Stated task 1
In the court judgment, on what date did the Apex Court dismiss CA No.4886-4901 of 2009?
Stated task 2
Continue the court judgment from where it stops.

15. We have considered the aforesaid submissions and perused the

material on record.

16. The point that arises for our consideration is,

“Whether the impugned judgment of the Tribunal is legal or it

calls for interference.?

17. Firstly, so far as the contention of the petitioners’ counsel with

respect to the Order of

Status quo by the Hon’ble Apex Court in the SLP

No.22597-612/2004 and CA No.4878-4901/2009 is concerned, on our specific

query, learned counsel for the petitioners submitted that the said matter

pertained to DSC-1998 and on the subject of unification of service rules in

G.O.Ms.No.505, dated 16.11.1998 and G.O.Ms.No.538, dated 20.11.1998. The

Tribunal in para-8 (f) observed that “

…the said litigation has nothing to do with

the seniority now claimed by the applicants

…”. The seniority in the present

case, is admittedly to be considered as per Rule 33 (b) of the Rules 1996, which

learned counsel for the petitioners submitted during arguments to be different

from G.O.Ms.No.505, dated 16.11.1998 and G.O.Ms.No.538, dated 20.11.1998.

RNT, J & CGR, J

WP No. 4962 of 2014

10

Learned counsel for the petitioners could not demonstrate as to how the

present matter was connected or covered by the SLP No.22597-612/2004 and

CA No.4878-4901/2009.

18. Besides, CA.No.4886-4901 of 2009 was dismissed by the Hon’ble

Apex Court on 30.09.2015 with observations and directions, which Order reads

as under:

“The application for amendment of cause-title and the application for

impleadment are allowed as prayed for.

Heard learned counsel for the rival parties.

We see no reason to interfere with the well-considered decision in

exercise of our jurisdiction under Article 136 of the Constitution of India.

While dismissing the appeals and the special leave petition, we deem it

appropriate to make the following observations/directions.

Since the recruitment to the local authorities, the Panchayat Samitis and

the Zilla Parishads are said to have been done in compliance with para 8 of the

Presidential Order, the State Government is at liberty to send a proposal to the

Union of India obtaining the approval of the President of India to integrate the

teachers of the Panchayat Samitis and the Zilla Parishads, who are also

government servants with the existing local cadres of teachers. As and when

such proposal is sent to the Union of India, the same shall be considered at any

early date.

In the meantime, it would be open to the State Government to frame

Rules to make suitable promotional avenues for teachers and other employees

of the Panchayat Samitis and the Zilla Parishads.”

19. It could not be argued by the learned counsel for the petitioners

that the judgment of the Tribunal cannot stand in view of the directions and

observations made in CA Nos.4878-4885 of 2009 by the Hon’ble Apex Court.

(Bounding box entries)
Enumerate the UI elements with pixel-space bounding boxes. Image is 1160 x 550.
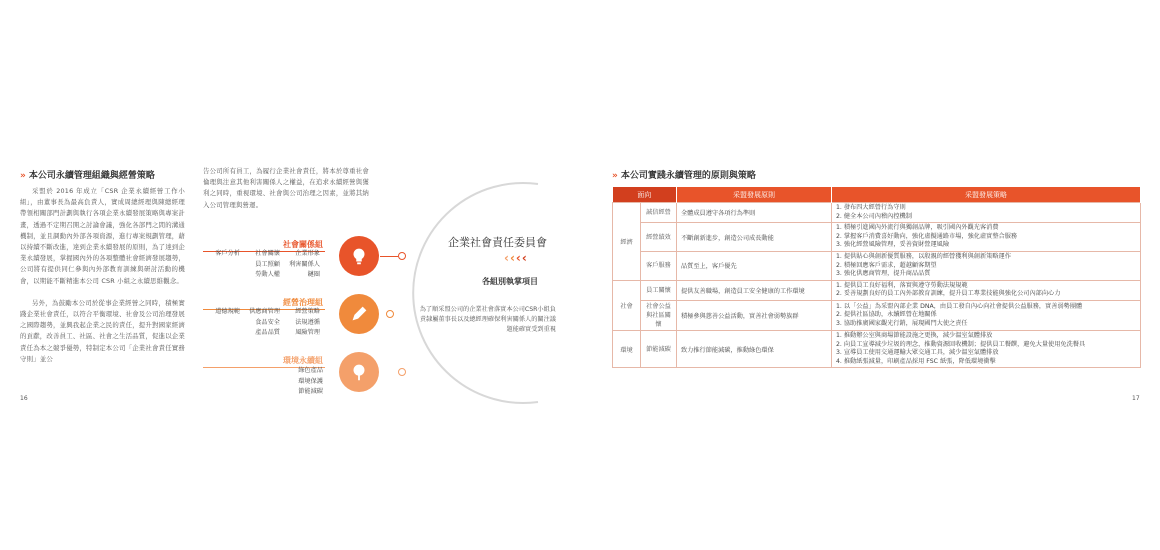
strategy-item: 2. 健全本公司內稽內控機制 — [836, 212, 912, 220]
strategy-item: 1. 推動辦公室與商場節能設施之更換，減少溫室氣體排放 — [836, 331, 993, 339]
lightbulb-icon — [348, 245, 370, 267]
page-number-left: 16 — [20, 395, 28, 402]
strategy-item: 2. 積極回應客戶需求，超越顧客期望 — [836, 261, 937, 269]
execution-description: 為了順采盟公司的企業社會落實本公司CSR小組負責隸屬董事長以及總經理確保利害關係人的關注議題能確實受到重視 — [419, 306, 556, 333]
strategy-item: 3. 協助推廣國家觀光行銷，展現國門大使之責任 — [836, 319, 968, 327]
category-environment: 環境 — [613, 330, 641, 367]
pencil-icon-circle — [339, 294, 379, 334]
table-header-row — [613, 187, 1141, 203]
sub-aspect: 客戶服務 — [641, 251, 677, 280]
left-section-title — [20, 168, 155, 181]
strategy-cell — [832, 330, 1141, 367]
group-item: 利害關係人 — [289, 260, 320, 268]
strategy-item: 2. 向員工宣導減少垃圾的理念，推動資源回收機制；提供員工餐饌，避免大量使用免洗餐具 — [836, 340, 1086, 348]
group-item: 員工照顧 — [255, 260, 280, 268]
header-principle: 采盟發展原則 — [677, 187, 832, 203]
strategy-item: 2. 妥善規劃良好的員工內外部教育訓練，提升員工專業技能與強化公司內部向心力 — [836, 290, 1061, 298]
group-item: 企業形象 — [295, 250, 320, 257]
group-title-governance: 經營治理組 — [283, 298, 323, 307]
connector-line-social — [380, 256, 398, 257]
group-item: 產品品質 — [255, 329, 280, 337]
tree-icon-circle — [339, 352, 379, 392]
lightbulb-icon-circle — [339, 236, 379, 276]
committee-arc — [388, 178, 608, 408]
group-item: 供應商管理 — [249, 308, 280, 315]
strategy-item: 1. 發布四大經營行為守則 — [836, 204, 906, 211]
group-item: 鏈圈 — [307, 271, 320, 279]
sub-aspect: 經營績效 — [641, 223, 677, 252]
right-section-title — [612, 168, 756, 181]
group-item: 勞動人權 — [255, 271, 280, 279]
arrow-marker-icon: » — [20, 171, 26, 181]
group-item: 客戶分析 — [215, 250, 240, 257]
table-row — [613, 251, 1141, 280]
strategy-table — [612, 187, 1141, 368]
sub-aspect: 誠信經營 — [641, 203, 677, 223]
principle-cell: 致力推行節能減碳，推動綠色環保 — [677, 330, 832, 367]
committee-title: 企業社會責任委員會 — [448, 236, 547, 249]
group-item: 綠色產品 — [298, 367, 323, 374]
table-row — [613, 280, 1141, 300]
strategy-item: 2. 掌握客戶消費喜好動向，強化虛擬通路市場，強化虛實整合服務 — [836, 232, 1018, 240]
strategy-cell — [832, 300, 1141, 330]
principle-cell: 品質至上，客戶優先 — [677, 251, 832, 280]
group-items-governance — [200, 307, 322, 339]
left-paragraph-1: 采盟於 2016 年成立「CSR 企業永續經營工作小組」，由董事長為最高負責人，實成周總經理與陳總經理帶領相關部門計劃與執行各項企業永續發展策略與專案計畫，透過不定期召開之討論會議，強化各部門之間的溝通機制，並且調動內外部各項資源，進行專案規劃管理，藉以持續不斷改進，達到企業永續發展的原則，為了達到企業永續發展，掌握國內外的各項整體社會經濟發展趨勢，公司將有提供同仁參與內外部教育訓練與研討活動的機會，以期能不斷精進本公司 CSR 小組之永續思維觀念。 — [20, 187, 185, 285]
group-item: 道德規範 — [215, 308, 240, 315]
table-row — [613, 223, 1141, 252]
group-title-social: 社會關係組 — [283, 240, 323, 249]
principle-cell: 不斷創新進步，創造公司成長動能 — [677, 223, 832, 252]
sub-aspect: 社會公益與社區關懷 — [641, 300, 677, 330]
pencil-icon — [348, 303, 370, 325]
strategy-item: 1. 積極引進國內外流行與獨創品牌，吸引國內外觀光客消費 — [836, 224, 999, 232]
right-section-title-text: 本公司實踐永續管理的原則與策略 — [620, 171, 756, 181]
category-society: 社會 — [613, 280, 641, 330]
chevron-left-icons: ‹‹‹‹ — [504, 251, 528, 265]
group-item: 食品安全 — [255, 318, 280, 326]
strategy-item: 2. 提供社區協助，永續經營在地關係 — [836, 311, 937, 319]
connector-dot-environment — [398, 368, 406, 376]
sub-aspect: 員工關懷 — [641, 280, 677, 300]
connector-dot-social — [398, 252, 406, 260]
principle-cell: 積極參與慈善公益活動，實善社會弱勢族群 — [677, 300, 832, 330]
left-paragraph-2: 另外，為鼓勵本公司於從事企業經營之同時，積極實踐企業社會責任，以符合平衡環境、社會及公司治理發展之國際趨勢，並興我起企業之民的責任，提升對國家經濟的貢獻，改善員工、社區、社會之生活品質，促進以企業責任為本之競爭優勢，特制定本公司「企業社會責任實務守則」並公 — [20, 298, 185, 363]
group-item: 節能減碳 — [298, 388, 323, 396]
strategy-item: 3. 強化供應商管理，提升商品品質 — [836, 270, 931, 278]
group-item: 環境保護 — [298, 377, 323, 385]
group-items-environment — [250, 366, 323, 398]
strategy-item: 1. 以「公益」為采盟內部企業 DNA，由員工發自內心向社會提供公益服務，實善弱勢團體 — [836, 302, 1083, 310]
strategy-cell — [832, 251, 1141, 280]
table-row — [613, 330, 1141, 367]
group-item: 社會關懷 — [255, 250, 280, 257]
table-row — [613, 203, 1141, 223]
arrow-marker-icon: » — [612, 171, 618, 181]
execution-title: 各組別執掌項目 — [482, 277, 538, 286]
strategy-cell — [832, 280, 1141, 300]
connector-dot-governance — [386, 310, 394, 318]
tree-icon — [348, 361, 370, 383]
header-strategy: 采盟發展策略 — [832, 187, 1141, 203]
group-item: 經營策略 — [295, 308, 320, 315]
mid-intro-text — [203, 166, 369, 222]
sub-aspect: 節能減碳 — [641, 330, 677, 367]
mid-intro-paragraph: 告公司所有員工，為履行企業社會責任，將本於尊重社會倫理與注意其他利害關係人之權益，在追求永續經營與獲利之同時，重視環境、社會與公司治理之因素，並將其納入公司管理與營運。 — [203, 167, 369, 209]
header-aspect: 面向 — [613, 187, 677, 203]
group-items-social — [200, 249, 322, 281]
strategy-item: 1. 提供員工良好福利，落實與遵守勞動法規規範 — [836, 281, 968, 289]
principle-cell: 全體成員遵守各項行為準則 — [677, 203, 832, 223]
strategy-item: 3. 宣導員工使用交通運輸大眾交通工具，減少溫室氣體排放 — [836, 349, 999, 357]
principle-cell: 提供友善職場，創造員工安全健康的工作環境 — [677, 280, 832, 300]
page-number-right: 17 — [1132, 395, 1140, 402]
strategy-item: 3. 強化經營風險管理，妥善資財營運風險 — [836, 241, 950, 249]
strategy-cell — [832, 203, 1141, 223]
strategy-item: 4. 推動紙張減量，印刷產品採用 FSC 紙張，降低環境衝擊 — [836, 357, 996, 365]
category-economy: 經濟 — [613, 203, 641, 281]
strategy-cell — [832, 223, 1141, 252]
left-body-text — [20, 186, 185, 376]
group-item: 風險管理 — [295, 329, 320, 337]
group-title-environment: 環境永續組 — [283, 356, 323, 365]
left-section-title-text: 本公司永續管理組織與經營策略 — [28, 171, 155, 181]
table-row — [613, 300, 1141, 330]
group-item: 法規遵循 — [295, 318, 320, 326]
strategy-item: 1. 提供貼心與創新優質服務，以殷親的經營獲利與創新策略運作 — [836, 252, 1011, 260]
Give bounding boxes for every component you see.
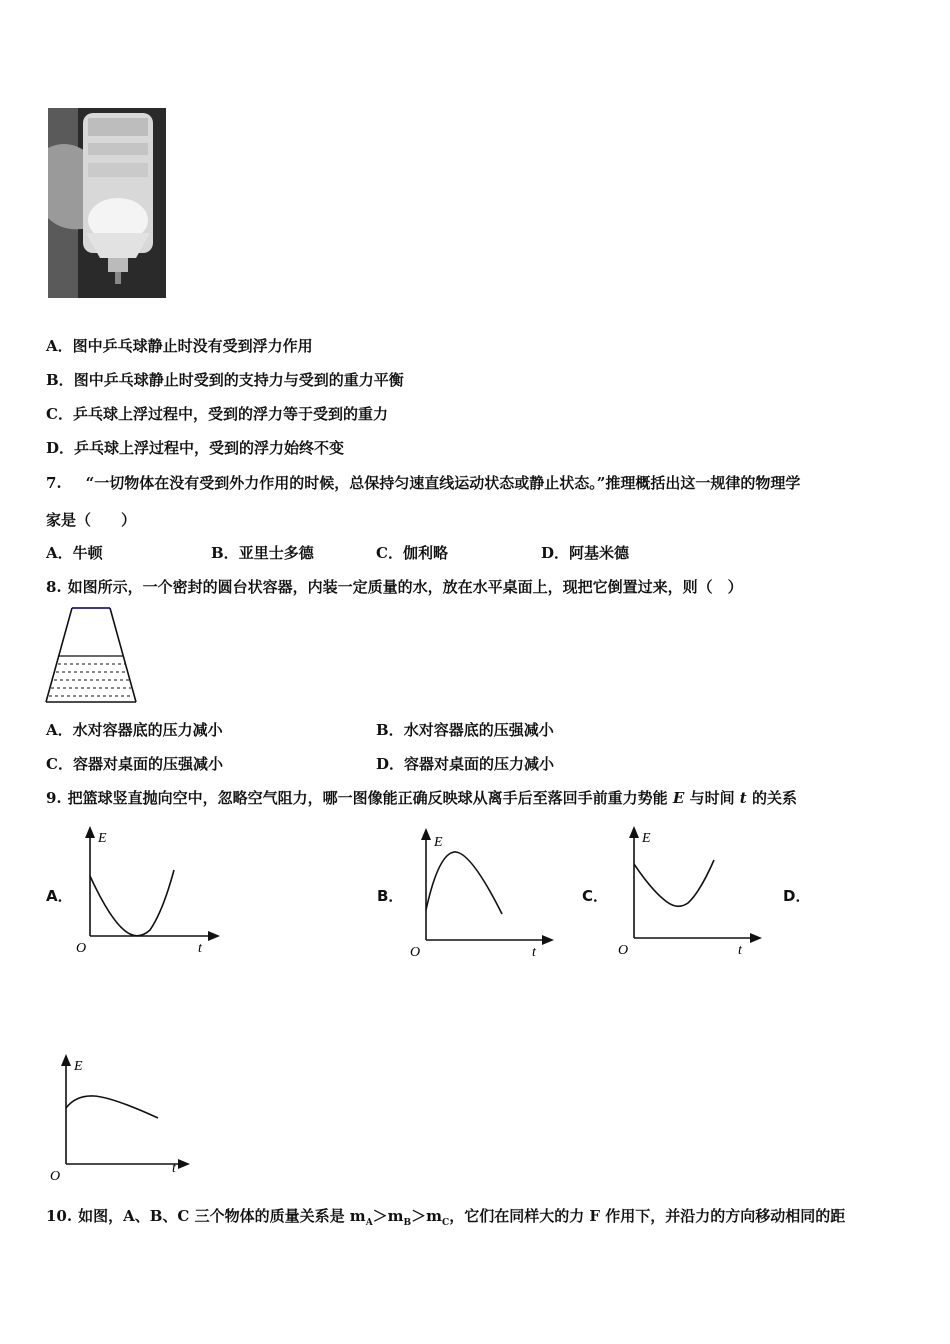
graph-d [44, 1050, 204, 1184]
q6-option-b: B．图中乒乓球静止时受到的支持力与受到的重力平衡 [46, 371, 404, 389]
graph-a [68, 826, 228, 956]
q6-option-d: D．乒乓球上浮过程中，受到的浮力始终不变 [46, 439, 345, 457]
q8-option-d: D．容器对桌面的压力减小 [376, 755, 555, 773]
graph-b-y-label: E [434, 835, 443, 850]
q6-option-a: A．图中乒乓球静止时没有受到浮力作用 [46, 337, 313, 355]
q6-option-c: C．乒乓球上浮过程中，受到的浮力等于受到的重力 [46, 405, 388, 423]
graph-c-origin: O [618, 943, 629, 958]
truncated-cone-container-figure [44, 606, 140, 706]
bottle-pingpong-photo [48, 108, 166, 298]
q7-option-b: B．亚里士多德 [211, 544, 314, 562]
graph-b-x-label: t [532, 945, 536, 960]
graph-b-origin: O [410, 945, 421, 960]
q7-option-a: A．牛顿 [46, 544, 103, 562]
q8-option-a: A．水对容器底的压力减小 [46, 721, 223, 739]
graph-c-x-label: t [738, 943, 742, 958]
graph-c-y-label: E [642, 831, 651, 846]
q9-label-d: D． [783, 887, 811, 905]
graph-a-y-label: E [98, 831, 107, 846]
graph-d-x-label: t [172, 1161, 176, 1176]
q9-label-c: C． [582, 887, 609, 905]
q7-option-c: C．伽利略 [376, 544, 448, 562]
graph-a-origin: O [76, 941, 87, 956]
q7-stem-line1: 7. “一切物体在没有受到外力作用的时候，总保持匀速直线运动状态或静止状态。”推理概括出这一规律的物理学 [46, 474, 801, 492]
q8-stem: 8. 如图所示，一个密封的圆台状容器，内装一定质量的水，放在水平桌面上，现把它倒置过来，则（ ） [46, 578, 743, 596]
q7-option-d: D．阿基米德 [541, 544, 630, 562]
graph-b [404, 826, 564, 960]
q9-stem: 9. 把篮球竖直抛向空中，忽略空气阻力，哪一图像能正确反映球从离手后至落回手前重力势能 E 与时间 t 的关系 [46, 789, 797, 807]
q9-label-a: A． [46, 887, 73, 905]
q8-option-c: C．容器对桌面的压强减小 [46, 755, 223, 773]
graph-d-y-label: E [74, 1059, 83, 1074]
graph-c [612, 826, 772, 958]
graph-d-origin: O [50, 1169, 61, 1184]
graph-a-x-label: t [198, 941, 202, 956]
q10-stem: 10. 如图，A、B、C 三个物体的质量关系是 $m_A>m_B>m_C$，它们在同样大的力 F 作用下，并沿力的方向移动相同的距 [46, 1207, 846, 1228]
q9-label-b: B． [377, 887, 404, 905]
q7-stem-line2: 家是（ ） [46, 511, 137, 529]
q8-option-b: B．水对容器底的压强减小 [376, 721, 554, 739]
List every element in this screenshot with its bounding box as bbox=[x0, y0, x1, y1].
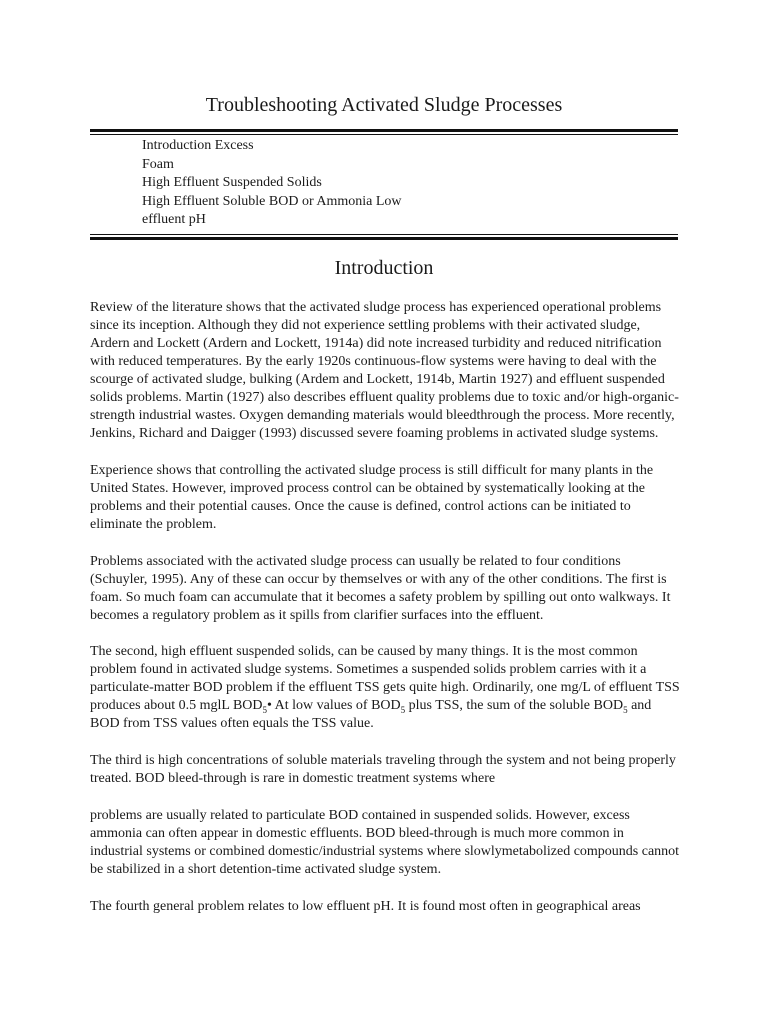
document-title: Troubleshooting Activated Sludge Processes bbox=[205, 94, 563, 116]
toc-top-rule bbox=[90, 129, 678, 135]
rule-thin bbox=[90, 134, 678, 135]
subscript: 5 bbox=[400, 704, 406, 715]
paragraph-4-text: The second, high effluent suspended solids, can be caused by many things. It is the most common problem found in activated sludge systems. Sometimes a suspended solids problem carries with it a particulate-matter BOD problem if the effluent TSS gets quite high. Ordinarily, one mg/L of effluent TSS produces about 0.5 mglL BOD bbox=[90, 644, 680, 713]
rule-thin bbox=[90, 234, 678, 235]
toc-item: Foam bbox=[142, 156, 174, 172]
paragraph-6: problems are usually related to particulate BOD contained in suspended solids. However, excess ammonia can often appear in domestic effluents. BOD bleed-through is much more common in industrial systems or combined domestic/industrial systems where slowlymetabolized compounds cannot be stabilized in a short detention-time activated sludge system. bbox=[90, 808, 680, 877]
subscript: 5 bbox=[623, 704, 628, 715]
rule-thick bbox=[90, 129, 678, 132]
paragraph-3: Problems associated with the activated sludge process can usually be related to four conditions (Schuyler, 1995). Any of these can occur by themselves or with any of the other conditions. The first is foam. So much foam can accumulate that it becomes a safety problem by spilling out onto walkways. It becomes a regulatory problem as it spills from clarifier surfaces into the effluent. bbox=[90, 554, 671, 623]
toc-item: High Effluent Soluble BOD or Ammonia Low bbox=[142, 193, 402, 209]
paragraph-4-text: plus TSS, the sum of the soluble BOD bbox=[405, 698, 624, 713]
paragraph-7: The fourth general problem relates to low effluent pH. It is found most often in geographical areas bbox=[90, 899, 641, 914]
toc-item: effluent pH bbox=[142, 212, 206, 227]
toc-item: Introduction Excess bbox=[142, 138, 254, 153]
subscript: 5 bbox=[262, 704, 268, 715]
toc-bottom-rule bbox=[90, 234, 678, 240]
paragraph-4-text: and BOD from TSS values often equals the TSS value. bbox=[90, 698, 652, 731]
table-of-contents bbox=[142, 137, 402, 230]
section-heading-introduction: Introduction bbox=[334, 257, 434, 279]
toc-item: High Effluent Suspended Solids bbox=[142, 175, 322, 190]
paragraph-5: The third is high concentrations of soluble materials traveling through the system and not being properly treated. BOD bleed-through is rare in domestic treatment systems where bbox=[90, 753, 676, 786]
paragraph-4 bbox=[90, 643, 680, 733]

Right answer 1
On 30.09.2015.

Right answer 2
RNT, J & CGR, J

WP No. 4962 of 2014

11

20. Consequently, we find no force in the aforesaid submissions of the

petitioners’ counsel to challenge the judgment of the Tribunal.

21. So far as the submission of the petitioners’ counsel that the O.A. was

filed belatedly which suffered from delay and laches is concerned, firstly, any

such plea on the point of laches appears not to have been taken before the

Tribunal. The only plea which was taken as per para-9 of the counter affidavit

filed in the O.A., was that the applicants submitted the representation after a

lapse of 7 years. Additionally, and besides that, the seniority list was prepared

on 14.03.2012 and the petitioners’ representations were rejected on

consideration pursuant to the interim order of the Tribunal in the same

O.A.No.2069 of 2011, on 14.03.2012 during the pendency of the O.A. So, by

amendment the Order of rejection and the seniority list were also challenged.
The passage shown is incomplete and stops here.